PROBLEM STATEMENT
Write the material out again, line by line, exactly as it is.
======== MATERIAL
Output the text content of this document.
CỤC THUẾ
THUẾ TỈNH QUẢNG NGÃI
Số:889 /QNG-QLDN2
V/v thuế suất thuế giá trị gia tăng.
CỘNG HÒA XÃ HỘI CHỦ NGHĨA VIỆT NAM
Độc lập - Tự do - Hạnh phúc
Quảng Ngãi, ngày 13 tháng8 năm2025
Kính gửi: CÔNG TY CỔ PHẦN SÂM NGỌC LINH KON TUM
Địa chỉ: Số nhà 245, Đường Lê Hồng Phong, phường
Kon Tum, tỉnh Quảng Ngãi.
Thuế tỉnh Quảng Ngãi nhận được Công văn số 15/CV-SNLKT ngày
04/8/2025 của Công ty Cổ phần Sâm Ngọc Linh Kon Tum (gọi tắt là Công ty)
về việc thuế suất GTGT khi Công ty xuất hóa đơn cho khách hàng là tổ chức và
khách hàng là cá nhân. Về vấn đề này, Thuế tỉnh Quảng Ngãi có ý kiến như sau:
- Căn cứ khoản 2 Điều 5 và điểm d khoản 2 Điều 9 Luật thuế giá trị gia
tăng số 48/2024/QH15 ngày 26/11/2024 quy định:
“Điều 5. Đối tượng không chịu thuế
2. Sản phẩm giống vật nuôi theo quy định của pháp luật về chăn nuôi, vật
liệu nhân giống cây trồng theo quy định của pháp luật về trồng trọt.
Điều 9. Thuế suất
================
FINAL ANSWER
Output the text content of this document.
CỤC THUẾ
THUẾ TỈNH QUẢNG NGÃI
Số:889 /QNG-QLDN2
V/v thuế suất thuế giá trị gia tăng.
CỘNG HÒA XÃ HỘI CHỦ NGHĨA VIỆT NAM
Độc lập - Tự do - Hạnh phúc
Quảng Ngãi, ngày 13 tháng8 năm2025
Kính gửi: CÔNG TY CỔ PHẦN SÂM NGỌC LINH KON TUM
Địa chỉ: Số nhà 245, Đường Lê Hồng Phong, phường
Kon Tum, tỉnh Quảng Ngãi.
Thuế tỉnh Quảng Ngãi nhận được Công văn số 15/CV-SNLKT ngày
04/8/2025 của Công ty Cổ phần Sâm Ngọc Linh Kon Tum (gọi tắt là Công ty)
về việc thuế suất GTGT khi Công ty xuất hóa đơn cho khách hàng là tổ chức và
khách hàng là cá nhân. Về vấn đề này, Thuế tỉnh Quảng Ngãi có ý kiến như sau:
- Căn cứ khoản 2 Điều 5 và điểm d khoản 2 Điều 9 Luật thuế giá trị gia
tăng số 48/2024/QH15 ngày 26/11/2024 quy định:
“Điều 5. Đối tượng không chịu thuế
2. Sản phẩm giống vật nuôi theo quy định của pháp luật về chăn nuôi, vật
liệu nhân giống cây trồng theo quy định của pháp luật về trồng trọt.
Điều 9. Thuế suất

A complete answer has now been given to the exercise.